TASK:
Go through the data and copy each line that holds "values".

RECORD EXCERPTS:
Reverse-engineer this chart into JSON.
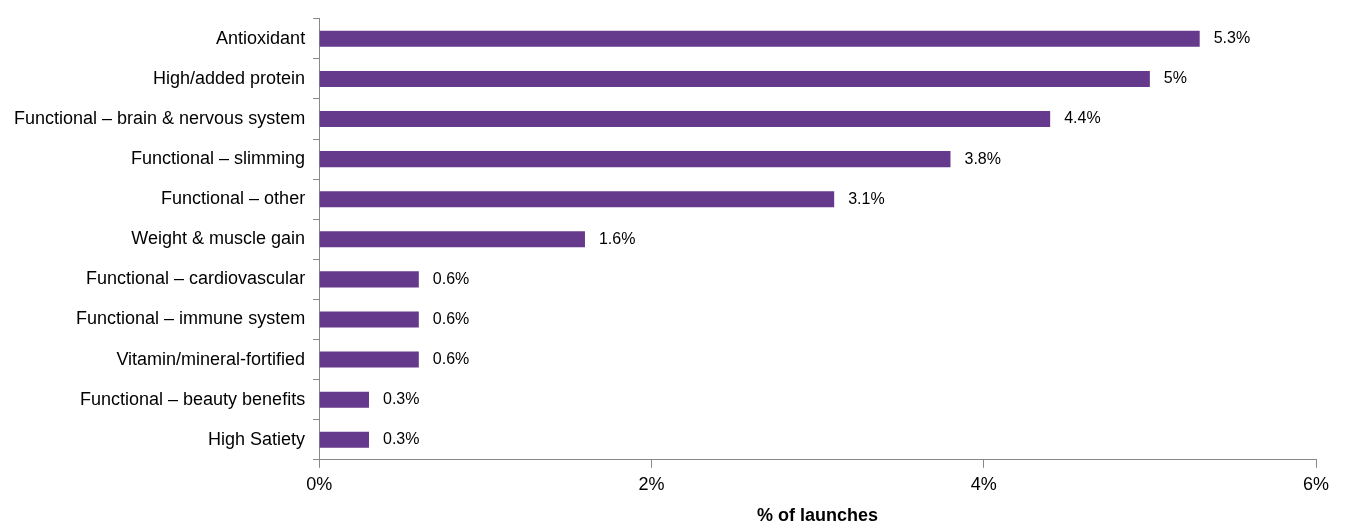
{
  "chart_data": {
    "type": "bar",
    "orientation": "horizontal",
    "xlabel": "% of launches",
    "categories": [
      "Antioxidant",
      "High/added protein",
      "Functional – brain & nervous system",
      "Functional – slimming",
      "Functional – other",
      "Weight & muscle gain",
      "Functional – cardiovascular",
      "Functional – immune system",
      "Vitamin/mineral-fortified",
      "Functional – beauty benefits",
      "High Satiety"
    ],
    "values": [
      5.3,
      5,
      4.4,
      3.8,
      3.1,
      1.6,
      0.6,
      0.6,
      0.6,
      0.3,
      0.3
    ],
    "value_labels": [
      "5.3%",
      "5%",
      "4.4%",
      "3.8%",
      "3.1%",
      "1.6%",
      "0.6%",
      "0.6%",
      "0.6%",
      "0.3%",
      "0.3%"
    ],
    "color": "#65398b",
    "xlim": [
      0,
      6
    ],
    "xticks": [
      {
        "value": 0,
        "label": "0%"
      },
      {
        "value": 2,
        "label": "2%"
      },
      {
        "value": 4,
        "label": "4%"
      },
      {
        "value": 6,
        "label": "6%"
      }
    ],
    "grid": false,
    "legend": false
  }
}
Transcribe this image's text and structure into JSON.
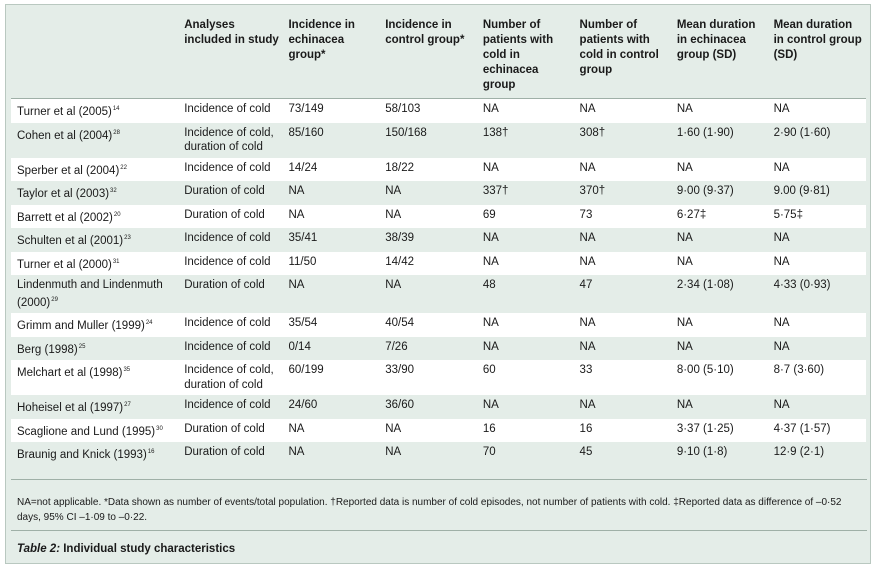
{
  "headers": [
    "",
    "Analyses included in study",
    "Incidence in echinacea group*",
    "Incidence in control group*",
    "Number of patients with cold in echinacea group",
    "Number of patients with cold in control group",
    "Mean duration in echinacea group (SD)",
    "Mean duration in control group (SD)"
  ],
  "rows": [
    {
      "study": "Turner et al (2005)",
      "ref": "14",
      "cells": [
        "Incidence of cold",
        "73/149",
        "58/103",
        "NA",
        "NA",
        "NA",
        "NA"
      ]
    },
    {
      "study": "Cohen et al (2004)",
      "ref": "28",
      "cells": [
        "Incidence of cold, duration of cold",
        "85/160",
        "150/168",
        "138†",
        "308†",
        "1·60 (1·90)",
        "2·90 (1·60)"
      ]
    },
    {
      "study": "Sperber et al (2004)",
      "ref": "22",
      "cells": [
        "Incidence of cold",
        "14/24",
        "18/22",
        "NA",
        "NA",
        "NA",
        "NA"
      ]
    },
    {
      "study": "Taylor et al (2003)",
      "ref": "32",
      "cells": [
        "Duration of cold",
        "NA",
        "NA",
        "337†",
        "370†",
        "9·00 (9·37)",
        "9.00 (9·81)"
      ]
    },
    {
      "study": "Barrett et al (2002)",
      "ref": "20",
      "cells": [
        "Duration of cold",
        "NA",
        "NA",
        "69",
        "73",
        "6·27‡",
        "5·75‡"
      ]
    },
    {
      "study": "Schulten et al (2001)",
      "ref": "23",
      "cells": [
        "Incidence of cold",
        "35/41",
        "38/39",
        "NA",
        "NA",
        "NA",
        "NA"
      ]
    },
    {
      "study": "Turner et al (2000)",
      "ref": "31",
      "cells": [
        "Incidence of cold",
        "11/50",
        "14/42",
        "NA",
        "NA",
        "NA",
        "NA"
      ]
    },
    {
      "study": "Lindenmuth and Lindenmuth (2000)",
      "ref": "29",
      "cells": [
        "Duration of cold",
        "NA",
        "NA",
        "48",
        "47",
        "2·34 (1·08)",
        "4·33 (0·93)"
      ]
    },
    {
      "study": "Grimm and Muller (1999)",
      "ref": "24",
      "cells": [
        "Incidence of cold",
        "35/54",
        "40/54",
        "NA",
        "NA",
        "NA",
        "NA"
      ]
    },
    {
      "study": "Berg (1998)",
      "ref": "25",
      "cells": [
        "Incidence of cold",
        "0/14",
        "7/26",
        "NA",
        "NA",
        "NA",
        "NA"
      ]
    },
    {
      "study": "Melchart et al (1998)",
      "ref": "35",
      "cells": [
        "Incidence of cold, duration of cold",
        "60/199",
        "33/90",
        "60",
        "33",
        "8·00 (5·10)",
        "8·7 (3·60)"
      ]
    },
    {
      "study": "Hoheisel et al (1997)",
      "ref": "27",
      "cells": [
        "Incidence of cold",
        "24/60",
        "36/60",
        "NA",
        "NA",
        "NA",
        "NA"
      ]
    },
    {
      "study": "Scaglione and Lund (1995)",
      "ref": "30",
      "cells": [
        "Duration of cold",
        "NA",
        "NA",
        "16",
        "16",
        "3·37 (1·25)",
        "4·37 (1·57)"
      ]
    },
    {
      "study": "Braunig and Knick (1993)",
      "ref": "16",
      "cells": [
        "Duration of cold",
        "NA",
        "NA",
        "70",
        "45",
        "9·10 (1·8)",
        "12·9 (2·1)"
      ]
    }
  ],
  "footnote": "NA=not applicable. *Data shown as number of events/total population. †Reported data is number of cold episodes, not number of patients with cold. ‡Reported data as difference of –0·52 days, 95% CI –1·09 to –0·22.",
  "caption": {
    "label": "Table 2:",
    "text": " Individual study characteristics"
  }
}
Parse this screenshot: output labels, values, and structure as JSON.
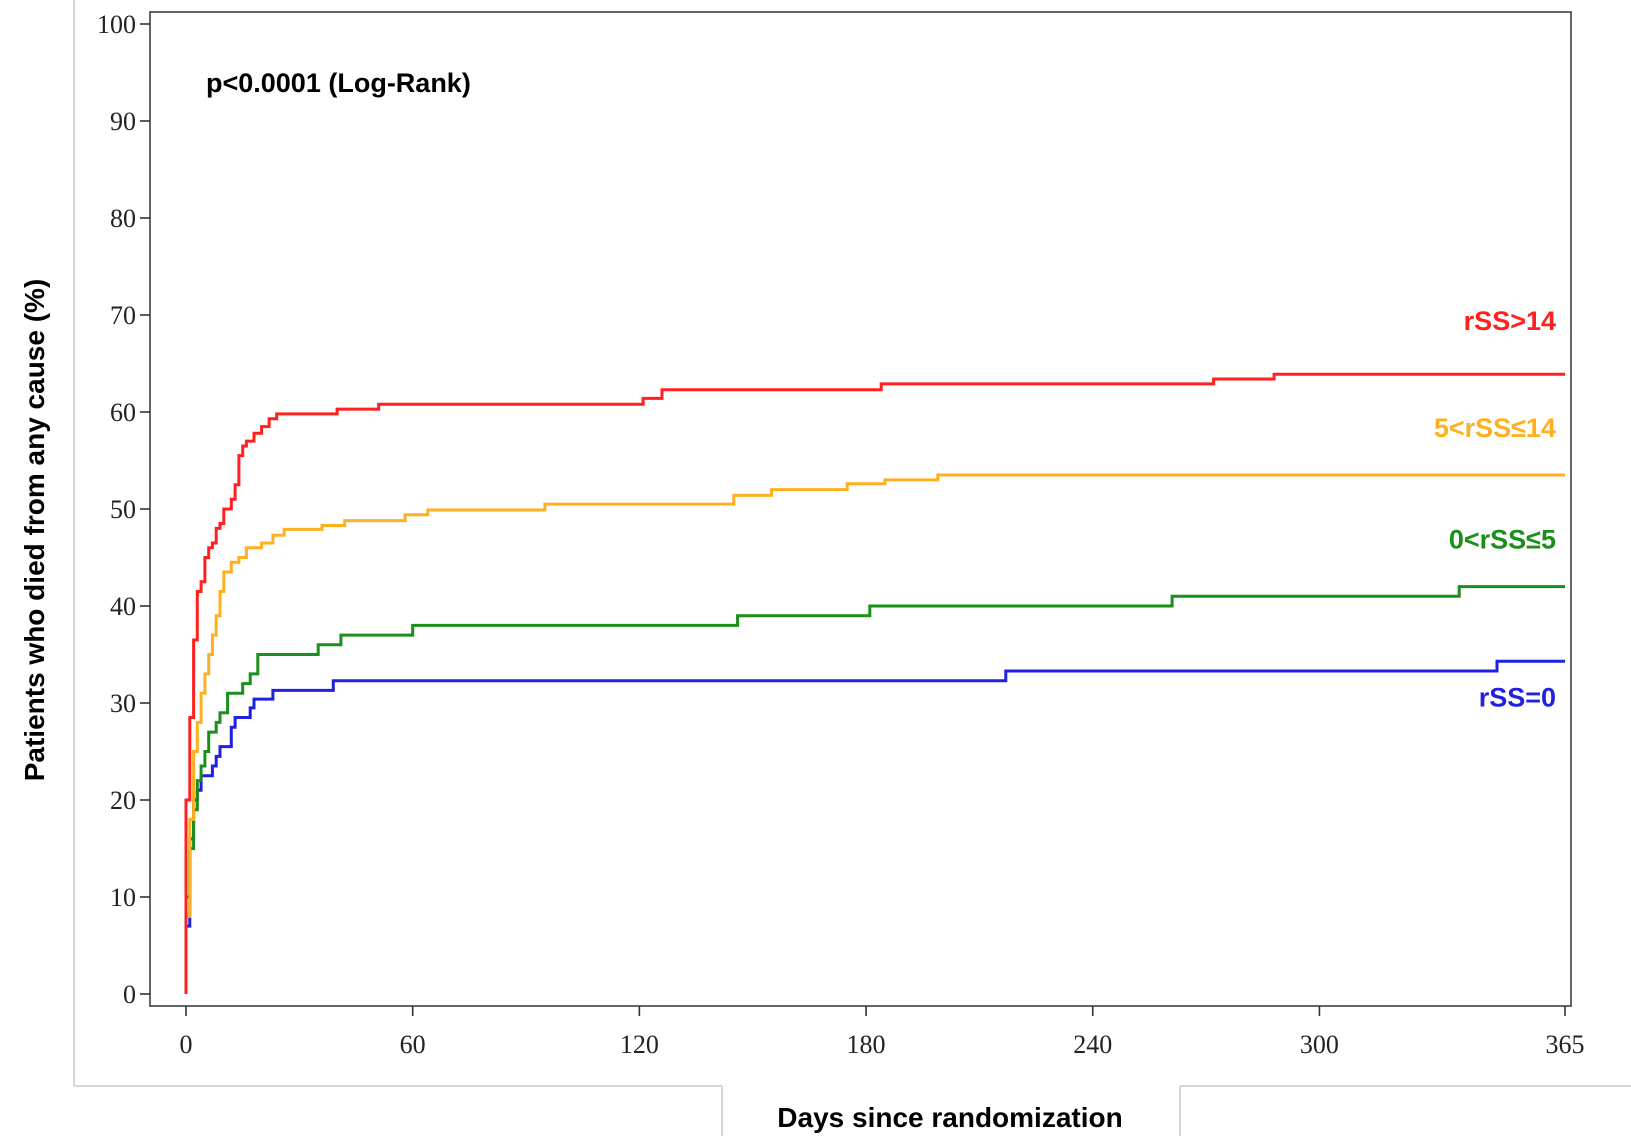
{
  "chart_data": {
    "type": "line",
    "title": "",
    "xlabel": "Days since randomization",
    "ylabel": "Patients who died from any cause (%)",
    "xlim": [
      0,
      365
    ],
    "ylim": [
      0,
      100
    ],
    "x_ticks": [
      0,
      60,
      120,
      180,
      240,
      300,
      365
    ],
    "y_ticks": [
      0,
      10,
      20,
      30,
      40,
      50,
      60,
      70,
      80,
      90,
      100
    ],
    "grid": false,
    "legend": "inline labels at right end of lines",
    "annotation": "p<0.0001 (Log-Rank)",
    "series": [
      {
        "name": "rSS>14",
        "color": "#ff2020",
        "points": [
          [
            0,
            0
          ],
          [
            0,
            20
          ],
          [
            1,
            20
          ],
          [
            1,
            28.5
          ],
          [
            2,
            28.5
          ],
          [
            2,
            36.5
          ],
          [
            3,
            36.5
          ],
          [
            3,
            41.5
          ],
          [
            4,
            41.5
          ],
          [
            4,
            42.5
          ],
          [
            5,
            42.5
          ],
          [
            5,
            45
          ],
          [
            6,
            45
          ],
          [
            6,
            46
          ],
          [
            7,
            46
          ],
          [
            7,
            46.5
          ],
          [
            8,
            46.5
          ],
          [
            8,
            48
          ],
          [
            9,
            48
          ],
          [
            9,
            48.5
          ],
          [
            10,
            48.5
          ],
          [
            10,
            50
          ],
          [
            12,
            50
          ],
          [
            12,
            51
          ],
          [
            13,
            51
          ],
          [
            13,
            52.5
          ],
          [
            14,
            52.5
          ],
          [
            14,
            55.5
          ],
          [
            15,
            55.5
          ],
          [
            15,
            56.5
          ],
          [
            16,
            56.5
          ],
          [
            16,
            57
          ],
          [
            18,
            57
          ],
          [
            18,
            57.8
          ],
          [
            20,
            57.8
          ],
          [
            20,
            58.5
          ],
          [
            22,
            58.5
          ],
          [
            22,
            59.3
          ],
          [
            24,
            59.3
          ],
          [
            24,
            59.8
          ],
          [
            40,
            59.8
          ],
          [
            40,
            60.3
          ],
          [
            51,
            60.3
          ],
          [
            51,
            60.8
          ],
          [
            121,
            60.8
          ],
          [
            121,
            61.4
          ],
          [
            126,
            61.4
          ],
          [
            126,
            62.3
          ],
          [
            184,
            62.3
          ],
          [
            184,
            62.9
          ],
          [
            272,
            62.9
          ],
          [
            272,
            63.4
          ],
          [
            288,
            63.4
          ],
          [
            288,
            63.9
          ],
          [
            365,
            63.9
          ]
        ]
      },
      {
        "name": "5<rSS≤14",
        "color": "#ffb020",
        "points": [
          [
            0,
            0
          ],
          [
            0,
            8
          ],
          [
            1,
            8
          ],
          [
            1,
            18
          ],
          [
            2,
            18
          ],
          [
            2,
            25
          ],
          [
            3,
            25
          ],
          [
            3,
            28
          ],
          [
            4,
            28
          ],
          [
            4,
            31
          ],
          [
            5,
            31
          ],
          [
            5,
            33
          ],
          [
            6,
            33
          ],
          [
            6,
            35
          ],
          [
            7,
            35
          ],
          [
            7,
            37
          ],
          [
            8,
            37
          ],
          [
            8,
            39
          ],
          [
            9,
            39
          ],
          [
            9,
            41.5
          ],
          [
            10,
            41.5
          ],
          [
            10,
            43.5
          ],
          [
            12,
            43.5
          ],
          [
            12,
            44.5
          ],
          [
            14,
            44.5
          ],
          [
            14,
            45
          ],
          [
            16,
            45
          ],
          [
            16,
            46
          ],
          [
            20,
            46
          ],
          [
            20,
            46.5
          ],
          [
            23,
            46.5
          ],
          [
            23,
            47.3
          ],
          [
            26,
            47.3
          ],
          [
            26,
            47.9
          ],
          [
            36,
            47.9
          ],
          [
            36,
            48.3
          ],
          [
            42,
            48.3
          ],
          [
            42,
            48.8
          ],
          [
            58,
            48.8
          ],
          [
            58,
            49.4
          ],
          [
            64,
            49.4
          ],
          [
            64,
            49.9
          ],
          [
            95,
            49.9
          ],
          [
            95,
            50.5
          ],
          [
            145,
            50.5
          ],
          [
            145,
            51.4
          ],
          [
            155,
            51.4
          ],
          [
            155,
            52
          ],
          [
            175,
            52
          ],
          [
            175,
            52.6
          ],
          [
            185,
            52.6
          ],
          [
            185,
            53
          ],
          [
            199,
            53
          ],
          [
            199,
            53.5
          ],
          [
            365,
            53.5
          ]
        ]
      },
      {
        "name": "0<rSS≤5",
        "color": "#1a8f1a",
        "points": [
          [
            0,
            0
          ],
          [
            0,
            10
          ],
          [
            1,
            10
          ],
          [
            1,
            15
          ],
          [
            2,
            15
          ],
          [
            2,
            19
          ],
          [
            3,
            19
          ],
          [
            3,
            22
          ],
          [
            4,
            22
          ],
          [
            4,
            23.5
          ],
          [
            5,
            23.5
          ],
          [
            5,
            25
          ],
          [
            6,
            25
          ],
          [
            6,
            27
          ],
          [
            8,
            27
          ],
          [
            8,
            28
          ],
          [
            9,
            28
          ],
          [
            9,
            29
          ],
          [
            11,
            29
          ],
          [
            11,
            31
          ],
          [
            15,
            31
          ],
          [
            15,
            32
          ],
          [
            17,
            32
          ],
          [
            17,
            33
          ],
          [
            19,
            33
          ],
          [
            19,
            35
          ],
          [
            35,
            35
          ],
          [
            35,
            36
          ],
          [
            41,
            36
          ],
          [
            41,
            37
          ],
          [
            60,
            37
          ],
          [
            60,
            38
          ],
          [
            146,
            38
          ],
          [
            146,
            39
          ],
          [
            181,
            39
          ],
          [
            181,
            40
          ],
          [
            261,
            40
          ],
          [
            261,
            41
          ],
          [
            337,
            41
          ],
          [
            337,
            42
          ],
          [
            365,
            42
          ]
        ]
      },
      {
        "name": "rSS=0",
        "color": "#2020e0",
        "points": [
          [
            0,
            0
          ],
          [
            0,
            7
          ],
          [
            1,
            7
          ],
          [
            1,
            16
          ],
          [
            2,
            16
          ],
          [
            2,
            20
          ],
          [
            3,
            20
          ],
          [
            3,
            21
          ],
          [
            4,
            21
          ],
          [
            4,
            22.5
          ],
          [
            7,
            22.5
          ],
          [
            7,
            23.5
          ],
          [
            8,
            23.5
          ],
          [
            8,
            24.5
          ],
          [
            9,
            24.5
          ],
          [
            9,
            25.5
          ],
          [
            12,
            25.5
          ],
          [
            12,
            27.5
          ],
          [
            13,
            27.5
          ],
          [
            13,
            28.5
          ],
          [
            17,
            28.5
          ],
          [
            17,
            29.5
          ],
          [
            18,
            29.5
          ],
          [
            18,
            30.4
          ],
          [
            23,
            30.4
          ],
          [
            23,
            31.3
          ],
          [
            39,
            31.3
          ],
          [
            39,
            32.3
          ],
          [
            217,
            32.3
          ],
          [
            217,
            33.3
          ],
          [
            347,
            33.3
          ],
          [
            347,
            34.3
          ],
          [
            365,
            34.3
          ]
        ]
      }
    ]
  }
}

RESPONSE TO THE EXERCISE:
    "values": [
Parse this screenshot: output labels, values, and structure as JSON.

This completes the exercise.